● WHAT YOU ARE ASKED TO DO
In the listing below, pick out lines with "جميع".
** Start of STORED DATA **
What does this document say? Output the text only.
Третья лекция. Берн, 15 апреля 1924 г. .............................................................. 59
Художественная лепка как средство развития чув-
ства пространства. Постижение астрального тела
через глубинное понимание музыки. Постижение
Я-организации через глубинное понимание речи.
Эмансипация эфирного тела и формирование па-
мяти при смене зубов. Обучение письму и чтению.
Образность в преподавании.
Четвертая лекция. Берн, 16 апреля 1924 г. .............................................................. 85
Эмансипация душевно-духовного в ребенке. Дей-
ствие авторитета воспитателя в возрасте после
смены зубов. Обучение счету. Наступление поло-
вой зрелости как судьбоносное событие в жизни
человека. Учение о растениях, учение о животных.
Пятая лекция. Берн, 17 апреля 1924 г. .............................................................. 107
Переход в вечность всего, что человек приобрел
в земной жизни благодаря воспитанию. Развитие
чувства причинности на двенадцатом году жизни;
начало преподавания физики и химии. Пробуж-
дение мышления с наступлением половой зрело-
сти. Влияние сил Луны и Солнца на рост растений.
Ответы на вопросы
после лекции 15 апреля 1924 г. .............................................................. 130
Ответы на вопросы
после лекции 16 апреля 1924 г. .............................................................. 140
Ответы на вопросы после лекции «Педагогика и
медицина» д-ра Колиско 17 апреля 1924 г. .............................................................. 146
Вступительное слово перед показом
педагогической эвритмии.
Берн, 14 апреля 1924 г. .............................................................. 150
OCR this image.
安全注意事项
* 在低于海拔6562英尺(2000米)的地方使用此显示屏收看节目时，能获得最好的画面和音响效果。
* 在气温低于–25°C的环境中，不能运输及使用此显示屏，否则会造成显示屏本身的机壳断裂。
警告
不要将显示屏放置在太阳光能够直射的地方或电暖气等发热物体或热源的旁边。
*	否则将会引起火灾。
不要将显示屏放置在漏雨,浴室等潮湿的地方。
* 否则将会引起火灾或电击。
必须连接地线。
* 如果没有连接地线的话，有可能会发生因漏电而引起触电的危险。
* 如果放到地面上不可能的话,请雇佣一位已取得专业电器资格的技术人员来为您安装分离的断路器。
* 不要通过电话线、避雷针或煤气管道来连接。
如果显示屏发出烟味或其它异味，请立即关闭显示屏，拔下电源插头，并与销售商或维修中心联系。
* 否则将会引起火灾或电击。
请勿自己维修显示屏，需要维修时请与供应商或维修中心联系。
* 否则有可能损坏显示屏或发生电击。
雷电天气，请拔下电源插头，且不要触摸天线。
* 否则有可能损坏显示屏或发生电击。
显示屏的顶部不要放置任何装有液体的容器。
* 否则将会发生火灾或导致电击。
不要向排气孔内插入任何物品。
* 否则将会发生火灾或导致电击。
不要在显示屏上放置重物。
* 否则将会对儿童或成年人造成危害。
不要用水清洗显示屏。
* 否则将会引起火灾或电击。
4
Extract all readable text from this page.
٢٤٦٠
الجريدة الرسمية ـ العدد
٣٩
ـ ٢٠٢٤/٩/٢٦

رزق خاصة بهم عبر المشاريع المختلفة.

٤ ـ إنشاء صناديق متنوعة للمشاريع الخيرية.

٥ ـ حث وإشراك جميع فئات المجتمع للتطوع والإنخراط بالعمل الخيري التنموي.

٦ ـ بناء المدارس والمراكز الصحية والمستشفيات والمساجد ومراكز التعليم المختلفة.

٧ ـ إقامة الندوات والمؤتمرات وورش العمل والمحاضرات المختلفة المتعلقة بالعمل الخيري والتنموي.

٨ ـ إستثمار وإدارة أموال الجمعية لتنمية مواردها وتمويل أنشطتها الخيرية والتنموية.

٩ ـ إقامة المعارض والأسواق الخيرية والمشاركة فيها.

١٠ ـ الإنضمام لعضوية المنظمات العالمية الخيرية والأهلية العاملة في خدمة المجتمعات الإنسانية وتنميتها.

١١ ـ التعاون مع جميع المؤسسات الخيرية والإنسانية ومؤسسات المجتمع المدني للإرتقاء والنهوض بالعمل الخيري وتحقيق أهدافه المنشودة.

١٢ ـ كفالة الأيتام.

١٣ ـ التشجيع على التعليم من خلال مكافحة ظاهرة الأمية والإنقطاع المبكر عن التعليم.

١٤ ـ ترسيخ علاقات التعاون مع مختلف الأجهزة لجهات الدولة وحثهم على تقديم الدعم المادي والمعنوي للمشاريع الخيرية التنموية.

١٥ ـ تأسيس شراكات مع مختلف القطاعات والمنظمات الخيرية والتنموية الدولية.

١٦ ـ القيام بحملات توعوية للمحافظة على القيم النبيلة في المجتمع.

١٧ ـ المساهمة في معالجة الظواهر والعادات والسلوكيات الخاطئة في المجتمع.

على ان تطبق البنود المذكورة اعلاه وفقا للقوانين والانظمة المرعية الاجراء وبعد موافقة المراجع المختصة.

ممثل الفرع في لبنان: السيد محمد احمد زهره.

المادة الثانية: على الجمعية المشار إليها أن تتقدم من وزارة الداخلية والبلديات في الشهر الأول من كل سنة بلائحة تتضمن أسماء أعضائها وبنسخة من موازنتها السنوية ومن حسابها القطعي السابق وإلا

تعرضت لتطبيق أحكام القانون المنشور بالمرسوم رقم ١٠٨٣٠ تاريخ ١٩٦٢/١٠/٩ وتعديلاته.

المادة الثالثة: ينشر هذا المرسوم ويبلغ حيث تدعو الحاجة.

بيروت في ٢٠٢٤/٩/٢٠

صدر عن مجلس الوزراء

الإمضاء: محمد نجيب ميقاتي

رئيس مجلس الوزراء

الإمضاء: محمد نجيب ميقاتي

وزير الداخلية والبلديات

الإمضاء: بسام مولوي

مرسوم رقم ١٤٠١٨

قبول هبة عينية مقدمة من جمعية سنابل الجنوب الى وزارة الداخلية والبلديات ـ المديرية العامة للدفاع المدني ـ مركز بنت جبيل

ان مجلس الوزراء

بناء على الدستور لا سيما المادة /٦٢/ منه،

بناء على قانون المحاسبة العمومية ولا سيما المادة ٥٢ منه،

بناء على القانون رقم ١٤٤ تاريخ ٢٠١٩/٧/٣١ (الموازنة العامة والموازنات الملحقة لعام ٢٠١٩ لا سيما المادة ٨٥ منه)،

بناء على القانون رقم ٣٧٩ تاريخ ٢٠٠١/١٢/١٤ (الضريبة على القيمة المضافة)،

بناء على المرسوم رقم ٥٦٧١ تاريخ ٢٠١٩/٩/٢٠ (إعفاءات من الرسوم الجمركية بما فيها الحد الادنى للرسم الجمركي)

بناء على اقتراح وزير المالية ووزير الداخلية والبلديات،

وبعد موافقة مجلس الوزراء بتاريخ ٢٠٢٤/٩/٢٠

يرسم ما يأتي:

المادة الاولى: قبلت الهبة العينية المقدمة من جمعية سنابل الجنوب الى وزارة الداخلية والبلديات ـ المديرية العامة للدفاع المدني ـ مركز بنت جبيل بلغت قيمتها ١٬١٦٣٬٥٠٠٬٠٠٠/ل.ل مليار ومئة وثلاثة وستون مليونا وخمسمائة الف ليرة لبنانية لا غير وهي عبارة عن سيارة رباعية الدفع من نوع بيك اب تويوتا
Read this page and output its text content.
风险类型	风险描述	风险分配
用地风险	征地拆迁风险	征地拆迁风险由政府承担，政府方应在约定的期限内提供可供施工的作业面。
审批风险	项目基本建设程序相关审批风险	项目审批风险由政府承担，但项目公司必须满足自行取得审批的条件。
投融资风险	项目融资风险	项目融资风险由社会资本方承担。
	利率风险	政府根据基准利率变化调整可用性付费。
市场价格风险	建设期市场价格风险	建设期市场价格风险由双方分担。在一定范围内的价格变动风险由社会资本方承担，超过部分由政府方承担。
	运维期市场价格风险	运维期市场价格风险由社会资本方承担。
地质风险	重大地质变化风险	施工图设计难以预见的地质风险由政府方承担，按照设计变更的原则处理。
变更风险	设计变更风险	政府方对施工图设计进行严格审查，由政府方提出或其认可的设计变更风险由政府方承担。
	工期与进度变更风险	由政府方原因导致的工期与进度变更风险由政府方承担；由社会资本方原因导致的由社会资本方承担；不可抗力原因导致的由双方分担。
** End of STORED DATA **
● SOLUTION TO THIS TASK
٥ ـ حث وإشراك جميع فئات المجتمع للتطوع والإنخراط بالعمل الخيري التنموي.
١١ ـ التعاون مع جميع المؤسسات الخيرية والإنسانية ومؤسسات المجتمع المدني للإرتقاء والنهوض بالعمل الخيري وتحقيق أهدافه المنشودة.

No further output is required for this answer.